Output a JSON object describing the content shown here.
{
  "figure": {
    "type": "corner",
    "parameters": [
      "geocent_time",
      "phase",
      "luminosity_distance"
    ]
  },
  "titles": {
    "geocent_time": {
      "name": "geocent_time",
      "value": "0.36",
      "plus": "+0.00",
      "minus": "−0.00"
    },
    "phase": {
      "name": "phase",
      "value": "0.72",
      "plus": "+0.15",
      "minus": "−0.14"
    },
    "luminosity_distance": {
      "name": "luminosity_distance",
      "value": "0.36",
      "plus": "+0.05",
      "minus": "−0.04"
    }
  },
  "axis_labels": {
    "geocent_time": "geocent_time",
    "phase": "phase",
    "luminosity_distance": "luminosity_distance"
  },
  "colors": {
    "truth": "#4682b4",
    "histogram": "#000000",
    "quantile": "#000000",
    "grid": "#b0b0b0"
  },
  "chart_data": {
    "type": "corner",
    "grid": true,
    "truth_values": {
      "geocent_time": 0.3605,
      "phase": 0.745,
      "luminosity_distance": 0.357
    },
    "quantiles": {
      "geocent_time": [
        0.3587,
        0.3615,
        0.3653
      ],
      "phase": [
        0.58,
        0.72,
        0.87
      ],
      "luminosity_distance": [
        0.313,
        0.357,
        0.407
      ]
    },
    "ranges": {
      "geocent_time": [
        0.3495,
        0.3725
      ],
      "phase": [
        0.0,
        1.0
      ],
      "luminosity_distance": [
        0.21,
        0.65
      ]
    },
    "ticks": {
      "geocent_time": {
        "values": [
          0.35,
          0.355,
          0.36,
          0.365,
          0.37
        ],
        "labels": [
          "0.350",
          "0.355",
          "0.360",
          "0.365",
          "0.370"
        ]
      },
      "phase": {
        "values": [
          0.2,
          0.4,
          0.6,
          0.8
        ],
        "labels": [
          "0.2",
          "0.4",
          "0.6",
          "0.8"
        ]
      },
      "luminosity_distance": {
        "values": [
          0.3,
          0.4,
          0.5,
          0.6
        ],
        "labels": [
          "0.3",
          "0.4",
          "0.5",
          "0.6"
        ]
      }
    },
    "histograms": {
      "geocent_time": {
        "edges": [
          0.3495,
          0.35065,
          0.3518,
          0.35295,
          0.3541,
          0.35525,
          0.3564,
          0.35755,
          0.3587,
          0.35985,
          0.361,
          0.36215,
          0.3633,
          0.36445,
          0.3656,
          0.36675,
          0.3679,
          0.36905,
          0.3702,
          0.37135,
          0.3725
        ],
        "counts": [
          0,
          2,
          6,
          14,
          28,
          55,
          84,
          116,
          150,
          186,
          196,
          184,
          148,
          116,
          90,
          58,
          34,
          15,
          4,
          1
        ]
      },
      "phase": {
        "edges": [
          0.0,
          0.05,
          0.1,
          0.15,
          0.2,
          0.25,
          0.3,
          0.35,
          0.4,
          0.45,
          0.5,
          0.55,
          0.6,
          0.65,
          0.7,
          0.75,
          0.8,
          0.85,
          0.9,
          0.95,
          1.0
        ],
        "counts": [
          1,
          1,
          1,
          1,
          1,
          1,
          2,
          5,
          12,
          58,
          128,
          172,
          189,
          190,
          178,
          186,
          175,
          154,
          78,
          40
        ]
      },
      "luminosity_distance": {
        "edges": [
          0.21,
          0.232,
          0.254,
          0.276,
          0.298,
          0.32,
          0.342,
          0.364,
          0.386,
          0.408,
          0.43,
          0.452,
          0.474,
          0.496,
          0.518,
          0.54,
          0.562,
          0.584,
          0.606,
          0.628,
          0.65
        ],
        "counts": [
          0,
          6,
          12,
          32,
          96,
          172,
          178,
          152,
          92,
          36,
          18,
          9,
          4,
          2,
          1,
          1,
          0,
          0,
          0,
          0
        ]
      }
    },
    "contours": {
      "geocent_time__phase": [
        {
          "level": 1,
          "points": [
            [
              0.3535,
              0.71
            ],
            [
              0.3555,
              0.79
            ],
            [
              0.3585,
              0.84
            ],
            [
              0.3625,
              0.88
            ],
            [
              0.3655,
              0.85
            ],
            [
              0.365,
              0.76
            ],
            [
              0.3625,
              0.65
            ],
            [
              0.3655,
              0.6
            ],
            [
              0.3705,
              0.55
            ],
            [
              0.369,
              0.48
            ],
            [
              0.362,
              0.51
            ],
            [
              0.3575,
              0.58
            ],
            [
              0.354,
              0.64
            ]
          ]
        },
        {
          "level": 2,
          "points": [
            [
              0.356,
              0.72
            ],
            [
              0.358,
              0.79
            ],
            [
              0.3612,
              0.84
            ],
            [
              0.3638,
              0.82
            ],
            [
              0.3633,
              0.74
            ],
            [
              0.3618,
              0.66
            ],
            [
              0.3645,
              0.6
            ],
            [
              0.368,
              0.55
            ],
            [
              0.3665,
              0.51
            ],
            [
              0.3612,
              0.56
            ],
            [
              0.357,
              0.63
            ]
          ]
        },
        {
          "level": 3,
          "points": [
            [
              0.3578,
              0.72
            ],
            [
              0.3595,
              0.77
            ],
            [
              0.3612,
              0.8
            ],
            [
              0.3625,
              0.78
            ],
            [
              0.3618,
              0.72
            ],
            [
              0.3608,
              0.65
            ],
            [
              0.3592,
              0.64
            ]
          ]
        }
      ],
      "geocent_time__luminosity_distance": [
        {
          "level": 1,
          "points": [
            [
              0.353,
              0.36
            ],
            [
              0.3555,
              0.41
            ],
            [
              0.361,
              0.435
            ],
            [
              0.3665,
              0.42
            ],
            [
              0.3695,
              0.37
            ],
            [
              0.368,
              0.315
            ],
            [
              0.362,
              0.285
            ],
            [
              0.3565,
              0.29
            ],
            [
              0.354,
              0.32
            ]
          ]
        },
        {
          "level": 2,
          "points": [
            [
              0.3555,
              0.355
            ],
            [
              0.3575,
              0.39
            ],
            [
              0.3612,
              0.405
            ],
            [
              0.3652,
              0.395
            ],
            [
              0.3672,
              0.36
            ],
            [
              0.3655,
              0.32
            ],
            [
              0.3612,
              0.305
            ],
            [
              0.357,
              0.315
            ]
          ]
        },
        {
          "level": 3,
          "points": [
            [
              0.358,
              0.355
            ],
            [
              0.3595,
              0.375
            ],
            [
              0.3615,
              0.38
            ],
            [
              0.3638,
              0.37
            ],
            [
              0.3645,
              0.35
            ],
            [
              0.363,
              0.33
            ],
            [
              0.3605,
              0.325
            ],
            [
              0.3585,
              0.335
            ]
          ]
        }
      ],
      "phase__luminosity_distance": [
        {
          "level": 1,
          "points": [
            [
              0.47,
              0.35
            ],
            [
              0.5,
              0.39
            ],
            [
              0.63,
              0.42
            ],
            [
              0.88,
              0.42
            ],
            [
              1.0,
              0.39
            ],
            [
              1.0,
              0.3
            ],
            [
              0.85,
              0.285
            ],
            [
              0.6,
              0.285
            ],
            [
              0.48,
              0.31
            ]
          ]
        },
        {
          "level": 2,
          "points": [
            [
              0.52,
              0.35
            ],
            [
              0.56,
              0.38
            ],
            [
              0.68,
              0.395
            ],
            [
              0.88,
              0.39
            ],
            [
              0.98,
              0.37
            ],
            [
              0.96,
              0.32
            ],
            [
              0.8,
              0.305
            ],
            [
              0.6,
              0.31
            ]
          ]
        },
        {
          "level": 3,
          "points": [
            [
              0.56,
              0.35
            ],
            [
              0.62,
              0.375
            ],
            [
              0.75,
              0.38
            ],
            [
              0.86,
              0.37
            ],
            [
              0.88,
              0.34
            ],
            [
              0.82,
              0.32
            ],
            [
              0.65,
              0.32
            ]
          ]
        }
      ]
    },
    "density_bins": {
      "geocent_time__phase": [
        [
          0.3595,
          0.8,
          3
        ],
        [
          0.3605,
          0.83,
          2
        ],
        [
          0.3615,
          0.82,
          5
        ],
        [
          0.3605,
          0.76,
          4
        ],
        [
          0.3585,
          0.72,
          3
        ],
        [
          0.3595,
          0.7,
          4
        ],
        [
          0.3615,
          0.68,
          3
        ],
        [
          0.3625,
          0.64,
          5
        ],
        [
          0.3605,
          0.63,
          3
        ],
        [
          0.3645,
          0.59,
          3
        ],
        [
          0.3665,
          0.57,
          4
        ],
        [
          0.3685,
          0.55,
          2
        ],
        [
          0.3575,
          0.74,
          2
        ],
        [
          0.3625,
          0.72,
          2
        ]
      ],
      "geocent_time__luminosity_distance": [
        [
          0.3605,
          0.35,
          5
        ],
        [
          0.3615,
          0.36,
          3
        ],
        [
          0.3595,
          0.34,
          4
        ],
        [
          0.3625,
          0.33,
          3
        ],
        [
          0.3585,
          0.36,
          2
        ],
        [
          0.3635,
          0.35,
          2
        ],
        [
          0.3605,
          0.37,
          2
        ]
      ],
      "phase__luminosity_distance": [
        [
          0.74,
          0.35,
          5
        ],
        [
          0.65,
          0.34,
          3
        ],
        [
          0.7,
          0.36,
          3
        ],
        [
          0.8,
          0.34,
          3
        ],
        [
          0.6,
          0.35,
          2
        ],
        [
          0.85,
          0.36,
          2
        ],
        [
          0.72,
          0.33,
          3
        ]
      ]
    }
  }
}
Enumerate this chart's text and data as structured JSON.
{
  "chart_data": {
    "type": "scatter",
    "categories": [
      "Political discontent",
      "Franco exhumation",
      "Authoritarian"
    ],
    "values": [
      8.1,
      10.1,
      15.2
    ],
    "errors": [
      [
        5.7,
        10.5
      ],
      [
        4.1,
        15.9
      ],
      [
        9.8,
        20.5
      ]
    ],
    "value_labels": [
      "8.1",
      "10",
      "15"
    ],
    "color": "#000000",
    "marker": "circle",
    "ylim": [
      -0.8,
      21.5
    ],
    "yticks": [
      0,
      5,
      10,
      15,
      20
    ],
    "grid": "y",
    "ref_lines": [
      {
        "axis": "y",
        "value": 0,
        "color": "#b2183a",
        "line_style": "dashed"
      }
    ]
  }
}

# WORK TO DO:
Exactly repeat the lines from the line that contains "Enumerate this chart's" to the end of the entries, both included, and leave out all other lines.

# COMPLETE RESPONSE:
Enumerate this chart's text and data as structured JSON.
{
  "chart_data": {
    "type": "scatter",
    "categories": [
      "Political discontent",
      "Franco exhumation",
      "Authoritarian"
    ],
    "values": [
      8.1,
      10.1,
      15.2
    ],
    "errors": [
      [
        5.7,
        10.5
      ],
      [
        4.1,
        15.9
      ],
      [
        9.8,
        20.5
      ]
    ],
    "value_labels": [
      "8.1",
      "10",
      "15"
    ],
    "color": "#000000",
    "marker": "circle",
    "ylim": [
      -0.8,
      21.5
    ],
    "yticks": [
      0,
      5,
      10,
      15,
      20
    ],
    "grid": "y",
    "ref_lines": [
      {
        "axis": "y",
        "value": 0,
        "color": "#b2183a",
        "line_style": "dashed"
      }
    ]
  }
}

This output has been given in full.